Extracted records:
#####

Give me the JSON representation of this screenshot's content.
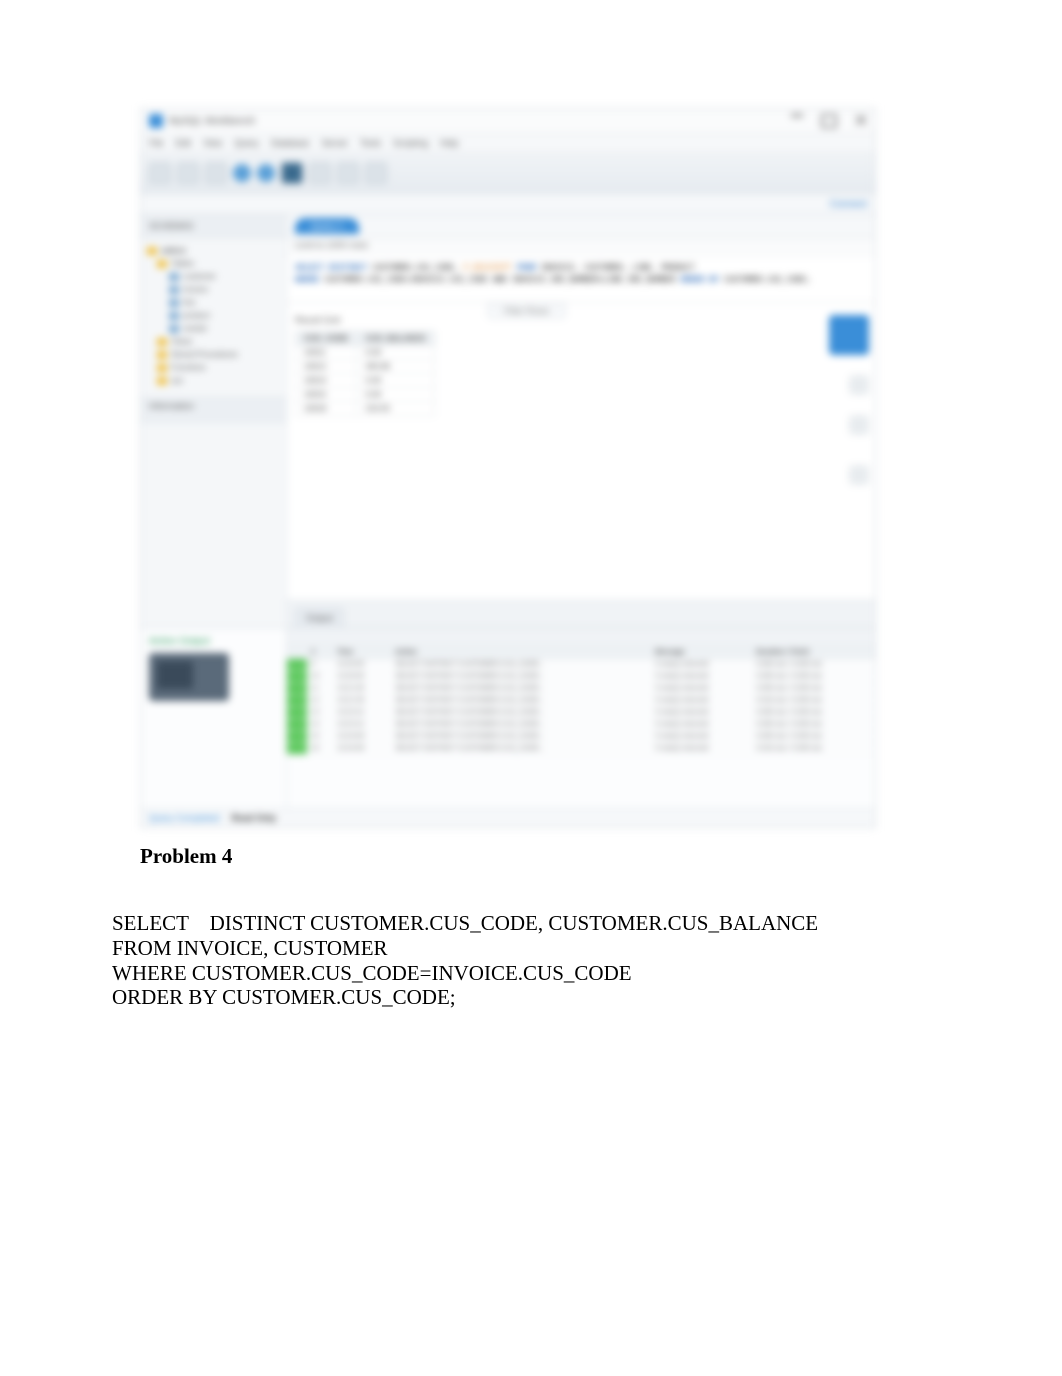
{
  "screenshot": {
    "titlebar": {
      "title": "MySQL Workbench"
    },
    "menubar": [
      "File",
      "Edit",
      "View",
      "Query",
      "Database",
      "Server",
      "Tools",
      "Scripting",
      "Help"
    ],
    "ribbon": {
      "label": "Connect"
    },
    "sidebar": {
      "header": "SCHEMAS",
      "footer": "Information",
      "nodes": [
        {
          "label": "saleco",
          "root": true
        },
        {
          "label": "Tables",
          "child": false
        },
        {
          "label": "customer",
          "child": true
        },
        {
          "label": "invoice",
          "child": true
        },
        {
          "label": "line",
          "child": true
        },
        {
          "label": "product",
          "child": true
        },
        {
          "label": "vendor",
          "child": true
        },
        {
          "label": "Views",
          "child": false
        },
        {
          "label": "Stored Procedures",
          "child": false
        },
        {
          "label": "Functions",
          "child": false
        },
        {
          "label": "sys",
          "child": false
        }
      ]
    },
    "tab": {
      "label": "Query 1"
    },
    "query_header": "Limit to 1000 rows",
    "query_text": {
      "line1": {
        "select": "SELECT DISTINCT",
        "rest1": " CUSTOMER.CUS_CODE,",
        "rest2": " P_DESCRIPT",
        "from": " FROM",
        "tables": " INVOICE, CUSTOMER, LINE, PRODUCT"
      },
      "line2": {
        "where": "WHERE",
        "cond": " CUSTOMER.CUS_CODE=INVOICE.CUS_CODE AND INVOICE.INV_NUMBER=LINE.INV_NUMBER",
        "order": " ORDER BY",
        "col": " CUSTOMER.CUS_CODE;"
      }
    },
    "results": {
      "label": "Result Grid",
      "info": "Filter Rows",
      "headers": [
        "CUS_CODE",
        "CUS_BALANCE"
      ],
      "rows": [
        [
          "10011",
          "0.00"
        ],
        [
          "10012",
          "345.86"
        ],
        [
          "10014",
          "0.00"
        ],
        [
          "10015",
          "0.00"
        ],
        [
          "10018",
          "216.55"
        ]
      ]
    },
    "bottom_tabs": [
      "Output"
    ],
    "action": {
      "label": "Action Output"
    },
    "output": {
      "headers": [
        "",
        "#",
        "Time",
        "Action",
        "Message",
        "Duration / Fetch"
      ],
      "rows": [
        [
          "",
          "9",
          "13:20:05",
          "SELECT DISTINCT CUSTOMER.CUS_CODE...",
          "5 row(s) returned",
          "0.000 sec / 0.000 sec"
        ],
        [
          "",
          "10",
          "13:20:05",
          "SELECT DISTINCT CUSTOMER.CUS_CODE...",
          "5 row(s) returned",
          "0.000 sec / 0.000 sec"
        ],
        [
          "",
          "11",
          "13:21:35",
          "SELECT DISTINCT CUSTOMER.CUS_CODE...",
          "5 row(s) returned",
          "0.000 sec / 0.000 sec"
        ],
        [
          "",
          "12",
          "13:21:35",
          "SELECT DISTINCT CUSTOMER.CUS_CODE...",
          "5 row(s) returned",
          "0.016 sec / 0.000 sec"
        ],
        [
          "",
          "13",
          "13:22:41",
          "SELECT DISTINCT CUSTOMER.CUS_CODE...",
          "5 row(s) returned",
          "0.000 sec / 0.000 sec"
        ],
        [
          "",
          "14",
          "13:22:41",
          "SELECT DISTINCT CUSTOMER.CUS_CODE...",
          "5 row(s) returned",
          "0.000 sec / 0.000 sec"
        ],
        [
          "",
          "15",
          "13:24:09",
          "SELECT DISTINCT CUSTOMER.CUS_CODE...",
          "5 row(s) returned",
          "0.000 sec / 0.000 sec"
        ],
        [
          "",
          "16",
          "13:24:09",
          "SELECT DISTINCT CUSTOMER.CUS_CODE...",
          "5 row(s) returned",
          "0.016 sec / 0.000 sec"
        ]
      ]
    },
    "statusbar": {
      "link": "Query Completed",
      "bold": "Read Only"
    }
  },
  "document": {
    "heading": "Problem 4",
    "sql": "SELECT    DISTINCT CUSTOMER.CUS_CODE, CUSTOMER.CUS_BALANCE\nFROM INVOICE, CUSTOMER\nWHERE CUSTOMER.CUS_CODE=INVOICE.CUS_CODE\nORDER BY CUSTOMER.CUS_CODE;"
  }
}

#####

• [AIM]: Pictures in the records above are left out; print everything else exactly as written.

• [EXERCISE ANSWER]:
Give me the JSON representation of this screenshot's content.
{
  "screenshot": {
    "titlebar": {
      "title": "MySQL Workbench"
    },
    "menubar": [
      "File",
      "Edit",
      "View",
      "Query",
      "Database",
      "Server",
      "Tools",
      "Scripting",
      "Help"
    ],
    "ribbon": {
      "label": "Connect"
    },
    "sidebar": {
      "header": "SCHEMAS",
      "footer": "Information",
      "nodes": [
        {
          "label": "saleco",
          "root": true
        },
        {
          "label": "Tables",
          "child": false
        },
        {
          "label": "customer",
          "child": true
        },
        {
          "label": "invoice",
          "child": true
        },
        {
          "label": "line",
          "child": true
        },
        {
          "label": "product",
          "child": true
        },
        {
          "label": "vendor",
          "child": true
        },
        {
          "label": "Views",
          "child": false
        },
        {
          "label": "Stored Procedures",
          "child": false
        },
        {
          "label": "Functions",
          "child": false
        },
        {
          "label": "sys",
          "child": false
        }
      ]
    },
    "tab": {
      "label": "Query 1"
    },
    "query_header": "Limit to 1000 rows",
    "query_text": {
      "line1": {
        "select": "SELECT DISTINCT",
        "rest1": " CUSTOMER.CUS_CODE,",
        "rest2": " P_DESCRIPT",
        "from": " FROM",
        "tables": " INVOICE, CUSTOMER, LINE, PRODUCT"
      },
      "line2": {
        "where": "WHERE",
        "cond": " CUSTOMER.CUS_CODE=INVOICE.CUS_CODE AND INVOICE.INV_NUMBER=LINE.INV_NUMBER",
        "order": " ORDER BY",
        "col": " CUSTOMER.CUS_CODE;"
      }
    },
    "results": {
      "label": "Result Grid",
      "info": "Filter Rows",
      "headers": [
        "CUS_CODE",
        "CUS_BALANCE"
      ],
      "rows": [
        [
          "10011",
          "0.00"
        ],
        [
          "10012",
          "345.86"
        ],
        [
          "10014",
          "0.00"
        ],
        [
          "10015",
          "0.00"
        ],
        [
          "10018",
          "216.55"
        ]
      ]
    },
    "bottom_tabs": [
      "Output"
    ],
    "action": {
      "label": "Action Output"
    },
    "output": {
      "headers": [
        "",
        "#",
        "Time",
        "Action",
        "Message",
        "Duration / Fetch"
      ],
      "rows": [
        [
          "",
          "9",
          "13:20:05",
          "SELECT DISTINCT CUSTOMER.CUS_CODE...",
          "5 row(s) returned",
          "0.000 sec / 0.000 sec"
        ],
        [
          "",
          "10",
          "13:20:05",
          "SELECT DISTINCT CUSTOMER.CUS_CODE...",
          "5 row(s) returned",
          "0.000 sec / 0.000 sec"
        ],
        [
          "",
          "11",
          "13:21:35",
          "SELECT DISTINCT CUSTOMER.CUS_CODE...",
          "5 row(s) returned",
          "0.000 sec / 0.000 sec"
        ],
        [
          "",
          "12",
          "13:21:35",
          "SELECT DISTINCT CUSTOMER.CUS_CODE...",
          "5 row(s) returned",
          "0.016 sec / 0.000 sec"
        ],
        [
          "",
          "13",
          "13:22:41",
          "SELECT DISTINCT CUSTOMER.CUS_CODE...",
          "5 row(s) returned",
          "0.000 sec / 0.000 sec"
        ],
        [
          "",
          "14",
          "13:22:41",
          "SELECT DISTINCT CUSTOMER.CUS_CODE...",
          "5 row(s) returned",
          "0.000 sec / 0.000 sec"
        ],
        [
          "",
          "15",
          "13:24:09",
          "SELECT DISTINCT CUSTOMER.CUS_CODE...",
          "5 row(s) returned",
          "0.000 sec / 0.000 sec"
        ],
        [
          "",
          "16",
          "13:24:09",
          "SELECT DISTINCT CUSTOMER.CUS_CODE...",
          "5 row(s) returned",
          "0.016 sec / 0.000 sec"
        ]
      ]
    },
    "statusbar": {
      "link": "Query Completed",
      "bold": "Read Only"
    }
  },
  "document": {
    "heading": "Problem 4",
    "sql": "SELECT    DISTINCT CUSTOMER.CUS_CODE, CUSTOMER.CUS_BALANCE\nFROM INVOICE, CUSTOMER\nWHERE CUSTOMER.CUS_CODE=INVOICE.CUS_CODE\nORDER BY CUSTOMER.CUS_CODE;"
  }
}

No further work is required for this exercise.